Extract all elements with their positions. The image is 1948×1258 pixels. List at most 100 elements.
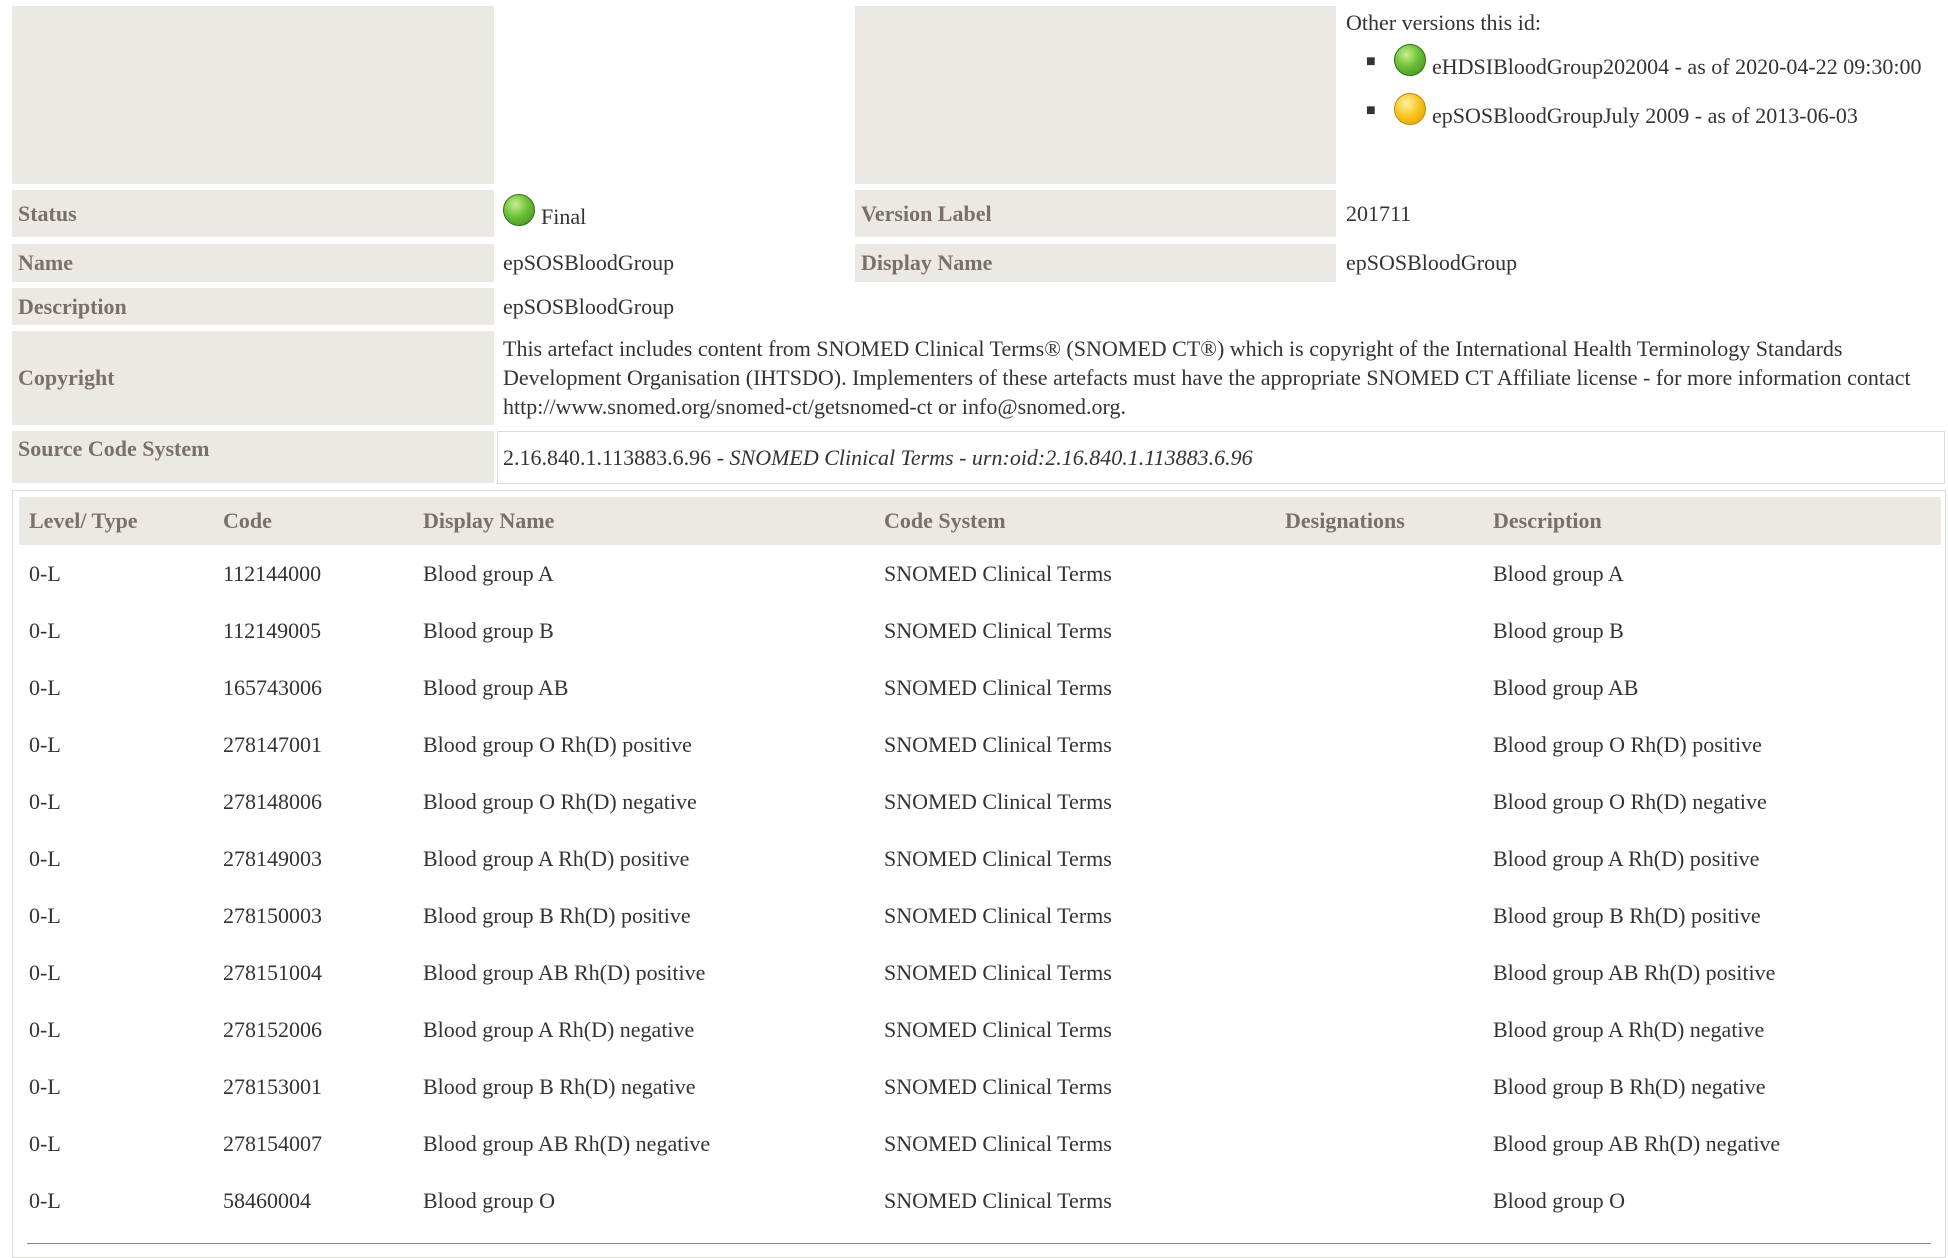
cell-code: 278150003: [223, 902, 322, 928]
cell-level-type: 0-L: [29, 617, 61, 643]
status-text: Final: [541, 204, 587, 229]
table-row[interactable]: 0-L 278151004 Blood group AB Rh(D) positiv…: [19, 944, 1941, 1001]
cell-description: Blood group A Rh(D) negative: [1493, 1016, 1765, 1042]
cell-description: Blood group A Rh(D) positive: [1493, 845, 1760, 871]
table-row[interactable]: 0-L 278147001 Blood group O Rh(D) positive…: [19, 716, 1941, 773]
table-bottom-divider: [27, 1243, 1931, 1244]
cell-code-system: SNOMED Clinical Terms: [884, 1073, 1112, 1099]
cell-description: Blood group B: [1493, 617, 1624, 643]
column-header-level-type[interactable]: Level/ Type: [19, 497, 213, 545]
copyright-value: This artefact includes content from SNOM…: [503, 336, 1911, 419]
cell-code-system: SNOMED Clinical Terms: [884, 560, 1112, 586]
cell-designations: [1275, 659, 1483, 716]
version-value: 201711: [1346, 201, 1412, 226]
cell-level-type: 0-L: [29, 674, 61, 700]
name-value: epSOSBloodGroup: [503, 250, 675, 275]
cell-code-system: SNOMED Clinical Terms: [884, 617, 1112, 643]
cell-code: 278154007: [223, 1130, 322, 1156]
other-version-item[interactable]: ■ eHDSIBloodGroup202004 - as of 2020-04-…: [1346, 44, 1946, 85]
cell-code: 278151004: [223, 959, 322, 985]
cell-level-type: 0-L: [29, 845, 61, 871]
other-version-item[interactable]: ■ epSOSBloodGroupJuly 2009 - as of 2013-…: [1346, 93, 1946, 134]
other-versions-list: ■ eHDSIBloodGroup202004 - as of 2020-04-…: [1346, 44, 1946, 134]
other-version-label[interactable]: epSOSBloodGroupJuly 2009 - as of 2013-06…: [1432, 103, 1858, 128]
cell-level-type: 0-L: [29, 1073, 61, 1099]
cell-display-name: Blood group B Rh(D) negative: [423, 1073, 696, 1099]
column-header-code-system[interactable]: Code System: [874, 497, 1275, 545]
table-row[interactable]: 0-L 278150003 Blood group B Rh(D) positive…: [19, 887, 1941, 944]
cell-description: Blood group O: [1493, 1187, 1625, 1213]
cell-level-type: 0-L: [29, 731, 61, 757]
other-versions-label: Other versions this id:: [1346, 10, 1541, 35]
cell-level-type: 0-L: [29, 560, 61, 586]
cell-display-name: Blood group AB Rh(D) positive: [423, 959, 706, 985]
cell-display-name: Blood group B Rh(D) positive: [423, 902, 691, 928]
column-header-display-name[interactable]: Display Name: [413, 497, 874, 545]
cell-display-name: Blood group A Rh(D) negative: [423, 1016, 695, 1042]
other-version-label[interactable]: eHDSIBloodGroup202004 - as of 2020-04-22…: [1432, 54, 1921, 79]
column-header-designations[interactable]: Designations: [1275, 497, 1483, 545]
green-status-icon: [503, 194, 535, 226]
cell-code-system: SNOMED Clinical Terms: [884, 1187, 1112, 1213]
table-body: 0-L 112144000 Blood group A SNOMED Clinical…: [19, 545, 1941, 1229]
table-row[interactable]: 0-L 112144000 Blood group A SNOMED Clinical…: [19, 545, 1941, 602]
description-value: epSOSBloodGroup: [503, 294, 675, 319]
description-label: Description: [12, 288, 494, 325]
table-row[interactable]: 0-L 278149003 Blood group A Rh(D) positive…: [19, 830, 1941, 887]
square-bullet-icon: ■: [1366, 102, 1376, 119]
table-row[interactable]: 0-L 58460004 Blood group O SNOMED Clinical …: [19, 1172, 1941, 1229]
source-name: SNOMED Clinical Terms - urn:oid:2.16.840…: [729, 445, 1253, 470]
cell-display-name: Blood group AB: [423, 674, 569, 700]
name-label: Name: [12, 244, 494, 282]
cell-designations: [1275, 1115, 1483, 1172]
cell-level-type: 0-L: [29, 788, 61, 814]
table-row[interactable]: 0-L 165743006 Blood group AB SNOMED Clinica…: [19, 659, 1941, 716]
cell-description: Blood group B Rh(D) positive: [1493, 902, 1761, 928]
source-code-system-value: 2.16.840.1.113883.6.96 - SNOMED Clinical…: [503, 431, 1253, 484]
table-row[interactable]: 0-L 278154007 Blood group AB Rh(D) negativ…: [19, 1115, 1941, 1172]
cell-code-system: SNOMED Clinical Terms: [884, 959, 1112, 985]
square-bullet-icon: ■: [1366, 53, 1376, 70]
table-row[interactable]: 0-L 278152006 Blood group A Rh(D) negative…: [19, 1001, 1941, 1058]
cell-code-system: SNOMED Clinical Terms: [884, 1130, 1112, 1156]
cell-description: Blood group O Rh(D) negative: [1493, 788, 1767, 814]
cell-designations: [1275, 773, 1483, 830]
cell-display-name: Blood group B: [423, 617, 554, 643]
version-label: Version Label: [855, 190, 1336, 237]
table-row[interactable]: 0-L 278148006 Blood group O Rh(D) negative…: [19, 773, 1941, 830]
source-code-system-label: Source Code System: [12, 431, 494, 483]
copyright-label: Copyright: [12, 331, 494, 425]
cell-designations: [1275, 602, 1483, 659]
cell-code: 278149003: [223, 845, 322, 871]
cell-designations: [1275, 545, 1483, 602]
cell-designations: [1275, 830, 1483, 887]
cell-description: Blood group AB Rh(D) negative: [1493, 1130, 1781, 1156]
cell-designations: [1275, 1001, 1483, 1058]
column-header-description[interactable]: Description: [1483, 497, 1941, 545]
cell-code: 112144000: [223, 560, 322, 586]
other-versions: Other versions this id: ■ eHDSIBloodGrou…: [1346, 10, 1946, 142]
status-label: Status: [12, 190, 494, 237]
cell-description: Blood group B Rh(D) negative: [1493, 1073, 1766, 1099]
cell-display-name: Blood group O Rh(D) positive: [423, 731, 692, 757]
status-value: Final: [503, 194, 586, 237]
source-separator: -: [711, 445, 730, 470]
column-header-code[interactable]: Code: [213, 497, 413, 545]
cell-code-system: SNOMED Clinical Terms: [884, 788, 1112, 814]
cell-code: 58460004: [223, 1187, 311, 1213]
source-oid: 2.16.840.1.113883.6.96: [503, 445, 712, 470]
cell-code: 165743006: [223, 674, 322, 700]
table-row[interactable]: 0-L 278153001 Blood group B Rh(D) negative…: [19, 1058, 1941, 1115]
cell-code-system: SNOMED Clinical Terms: [884, 1016, 1112, 1042]
cell-code: 278153001: [223, 1073, 322, 1099]
cell-code: 278147001: [223, 731, 322, 757]
cell-display-name: Blood group A: [423, 560, 554, 586]
table-row[interactable]: 0-L 112149005 Blood group B SNOMED Clinical…: [19, 602, 1941, 659]
cell-code: 112149005: [223, 617, 322, 643]
cell-level-type: 0-L: [29, 1130, 61, 1156]
cell-level-type: 0-L: [29, 1016, 61, 1042]
yellow-status-icon: [1394, 93, 1426, 125]
cell-level-type: 0-L: [29, 902, 61, 928]
cell-display-name: Blood group AB Rh(D) negative: [423, 1130, 711, 1156]
table-header-row: Level/ Type Code Display Name Code Syste…: [19, 497, 1941, 545]
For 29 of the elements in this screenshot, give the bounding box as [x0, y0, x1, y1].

+++

SET EXERCISE
Gather every line in the rows above that contains the word "source".

THE REPLY
source-name: SNOMED Clinical Terms - urn:oid:2.16.840…: [729, 445, 1253, 470]
source-code-system-value: 2.16.840.1.113883.6.96 - SNOMED Clinical…: [503, 431, 1253, 484]
source-code-system-label: Source Code System: [12, 431, 494, 483]
source-separator: -: [711, 445, 730, 470]
source-oid: 2.16.840.1.113883.6.96: [503, 445, 712, 470]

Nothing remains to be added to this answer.